(Figure record extracts)
* * * *

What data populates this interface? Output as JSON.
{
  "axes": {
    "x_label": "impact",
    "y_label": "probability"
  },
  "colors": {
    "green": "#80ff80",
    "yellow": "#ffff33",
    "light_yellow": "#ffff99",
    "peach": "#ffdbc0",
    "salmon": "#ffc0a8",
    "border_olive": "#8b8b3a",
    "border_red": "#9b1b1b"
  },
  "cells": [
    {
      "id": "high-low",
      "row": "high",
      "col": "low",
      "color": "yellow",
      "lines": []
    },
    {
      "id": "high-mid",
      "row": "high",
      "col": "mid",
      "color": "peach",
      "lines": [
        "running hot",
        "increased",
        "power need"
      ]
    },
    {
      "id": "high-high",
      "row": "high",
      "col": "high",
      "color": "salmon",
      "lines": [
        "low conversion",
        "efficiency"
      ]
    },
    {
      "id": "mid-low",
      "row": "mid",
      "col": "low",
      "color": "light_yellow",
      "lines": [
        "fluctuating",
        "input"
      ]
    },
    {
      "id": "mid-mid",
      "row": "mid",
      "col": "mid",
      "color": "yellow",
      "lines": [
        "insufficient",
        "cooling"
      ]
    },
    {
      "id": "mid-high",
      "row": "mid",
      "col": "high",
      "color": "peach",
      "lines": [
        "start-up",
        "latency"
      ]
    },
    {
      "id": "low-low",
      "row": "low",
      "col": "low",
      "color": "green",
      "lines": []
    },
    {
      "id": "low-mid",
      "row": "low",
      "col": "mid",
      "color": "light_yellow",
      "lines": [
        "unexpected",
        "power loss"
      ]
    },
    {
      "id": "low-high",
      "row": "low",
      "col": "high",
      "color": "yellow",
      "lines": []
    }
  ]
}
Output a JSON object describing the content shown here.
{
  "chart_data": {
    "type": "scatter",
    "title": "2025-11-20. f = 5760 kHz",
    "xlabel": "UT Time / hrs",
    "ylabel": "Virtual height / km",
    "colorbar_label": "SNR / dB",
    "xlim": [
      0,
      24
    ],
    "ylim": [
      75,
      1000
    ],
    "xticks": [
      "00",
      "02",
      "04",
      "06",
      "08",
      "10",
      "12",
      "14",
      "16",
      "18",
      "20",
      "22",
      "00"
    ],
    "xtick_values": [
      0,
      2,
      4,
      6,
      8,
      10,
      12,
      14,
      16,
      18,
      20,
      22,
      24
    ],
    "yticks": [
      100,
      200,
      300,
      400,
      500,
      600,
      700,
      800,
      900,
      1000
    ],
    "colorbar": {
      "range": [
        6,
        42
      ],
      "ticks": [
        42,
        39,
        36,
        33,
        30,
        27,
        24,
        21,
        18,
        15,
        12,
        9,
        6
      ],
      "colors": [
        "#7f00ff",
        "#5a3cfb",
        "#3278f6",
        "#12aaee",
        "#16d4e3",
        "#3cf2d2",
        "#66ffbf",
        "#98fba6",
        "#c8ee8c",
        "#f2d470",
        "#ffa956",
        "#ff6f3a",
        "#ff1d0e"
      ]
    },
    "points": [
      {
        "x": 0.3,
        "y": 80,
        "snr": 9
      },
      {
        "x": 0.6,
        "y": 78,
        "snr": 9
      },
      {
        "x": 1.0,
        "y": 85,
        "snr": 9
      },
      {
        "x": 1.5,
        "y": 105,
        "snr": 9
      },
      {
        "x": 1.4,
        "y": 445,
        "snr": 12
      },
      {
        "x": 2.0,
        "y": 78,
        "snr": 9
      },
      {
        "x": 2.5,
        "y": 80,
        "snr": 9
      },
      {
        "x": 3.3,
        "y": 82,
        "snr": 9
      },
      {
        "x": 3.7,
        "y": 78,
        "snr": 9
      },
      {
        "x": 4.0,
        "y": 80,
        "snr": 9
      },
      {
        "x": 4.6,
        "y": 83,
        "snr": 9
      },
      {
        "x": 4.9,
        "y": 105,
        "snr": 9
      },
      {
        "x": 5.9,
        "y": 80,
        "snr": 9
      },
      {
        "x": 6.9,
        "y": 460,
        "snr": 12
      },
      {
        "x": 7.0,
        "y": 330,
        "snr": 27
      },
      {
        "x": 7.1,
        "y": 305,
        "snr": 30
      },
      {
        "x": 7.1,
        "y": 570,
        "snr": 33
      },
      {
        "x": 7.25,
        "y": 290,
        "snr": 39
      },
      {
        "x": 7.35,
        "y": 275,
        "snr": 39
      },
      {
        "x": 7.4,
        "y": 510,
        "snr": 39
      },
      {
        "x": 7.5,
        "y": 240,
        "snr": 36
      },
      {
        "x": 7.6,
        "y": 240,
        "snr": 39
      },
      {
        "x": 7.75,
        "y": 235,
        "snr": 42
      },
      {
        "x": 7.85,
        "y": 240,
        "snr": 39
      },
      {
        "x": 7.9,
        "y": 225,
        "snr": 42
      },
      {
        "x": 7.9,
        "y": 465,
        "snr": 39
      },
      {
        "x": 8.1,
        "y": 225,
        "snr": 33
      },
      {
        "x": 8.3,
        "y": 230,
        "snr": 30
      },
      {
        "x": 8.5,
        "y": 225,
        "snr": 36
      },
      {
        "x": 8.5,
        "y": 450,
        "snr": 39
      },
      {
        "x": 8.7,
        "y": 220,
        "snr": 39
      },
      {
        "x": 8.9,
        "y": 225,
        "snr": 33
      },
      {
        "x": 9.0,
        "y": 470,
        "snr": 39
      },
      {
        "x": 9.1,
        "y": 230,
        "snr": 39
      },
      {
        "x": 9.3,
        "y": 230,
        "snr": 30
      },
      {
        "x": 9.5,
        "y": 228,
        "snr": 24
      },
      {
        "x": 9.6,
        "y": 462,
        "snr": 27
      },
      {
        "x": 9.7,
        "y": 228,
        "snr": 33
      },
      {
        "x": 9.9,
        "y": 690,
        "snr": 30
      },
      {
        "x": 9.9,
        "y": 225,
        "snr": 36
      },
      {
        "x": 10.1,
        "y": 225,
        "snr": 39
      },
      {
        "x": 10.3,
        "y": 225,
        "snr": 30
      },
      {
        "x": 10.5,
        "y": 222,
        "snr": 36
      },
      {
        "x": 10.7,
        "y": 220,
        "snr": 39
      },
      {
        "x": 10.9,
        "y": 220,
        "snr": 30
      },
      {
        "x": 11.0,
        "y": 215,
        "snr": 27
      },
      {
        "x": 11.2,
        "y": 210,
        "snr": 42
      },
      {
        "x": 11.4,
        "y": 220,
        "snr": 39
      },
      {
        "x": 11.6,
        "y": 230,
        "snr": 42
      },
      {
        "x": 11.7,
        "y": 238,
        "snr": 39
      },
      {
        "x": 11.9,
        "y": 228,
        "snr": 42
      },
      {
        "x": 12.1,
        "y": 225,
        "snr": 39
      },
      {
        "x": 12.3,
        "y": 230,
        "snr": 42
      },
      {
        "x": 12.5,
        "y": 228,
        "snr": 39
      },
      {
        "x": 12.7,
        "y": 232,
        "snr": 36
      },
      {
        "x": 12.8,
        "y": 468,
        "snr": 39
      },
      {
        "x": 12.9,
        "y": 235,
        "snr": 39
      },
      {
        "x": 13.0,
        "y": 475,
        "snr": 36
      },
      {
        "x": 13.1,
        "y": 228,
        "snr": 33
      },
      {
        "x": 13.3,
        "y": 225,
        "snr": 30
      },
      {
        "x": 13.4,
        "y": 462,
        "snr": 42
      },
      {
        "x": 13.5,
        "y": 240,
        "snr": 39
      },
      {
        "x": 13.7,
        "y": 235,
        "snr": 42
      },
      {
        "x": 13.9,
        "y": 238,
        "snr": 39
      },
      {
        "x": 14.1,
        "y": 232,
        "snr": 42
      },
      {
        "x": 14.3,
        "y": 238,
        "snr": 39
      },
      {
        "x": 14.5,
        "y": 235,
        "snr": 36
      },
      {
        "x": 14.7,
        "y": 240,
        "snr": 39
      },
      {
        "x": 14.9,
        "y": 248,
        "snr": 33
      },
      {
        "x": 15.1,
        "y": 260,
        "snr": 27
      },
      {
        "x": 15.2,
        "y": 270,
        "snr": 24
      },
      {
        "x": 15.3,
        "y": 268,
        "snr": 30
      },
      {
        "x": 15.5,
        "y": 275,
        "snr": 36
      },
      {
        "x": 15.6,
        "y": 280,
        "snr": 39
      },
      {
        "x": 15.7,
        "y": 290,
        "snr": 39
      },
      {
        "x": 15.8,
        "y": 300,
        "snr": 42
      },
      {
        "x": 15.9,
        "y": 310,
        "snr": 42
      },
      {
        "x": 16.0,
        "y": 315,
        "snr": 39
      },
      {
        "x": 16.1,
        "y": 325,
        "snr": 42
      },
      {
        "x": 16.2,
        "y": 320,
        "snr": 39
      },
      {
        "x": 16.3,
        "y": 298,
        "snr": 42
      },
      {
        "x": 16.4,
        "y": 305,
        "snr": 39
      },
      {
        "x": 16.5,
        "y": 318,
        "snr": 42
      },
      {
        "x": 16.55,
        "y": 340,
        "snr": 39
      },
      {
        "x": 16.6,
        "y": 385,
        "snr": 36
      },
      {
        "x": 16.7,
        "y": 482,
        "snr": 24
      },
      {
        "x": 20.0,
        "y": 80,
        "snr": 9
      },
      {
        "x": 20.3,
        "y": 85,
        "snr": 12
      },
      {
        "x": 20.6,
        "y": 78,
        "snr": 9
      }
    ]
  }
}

* * * *

OBJECTIVE: Within the listing above, find every line containing the string "JSON" and return it.

TASK ANSWER:
What data populates this interface? Output as JSON.
Output a JSON object describing the content shown here.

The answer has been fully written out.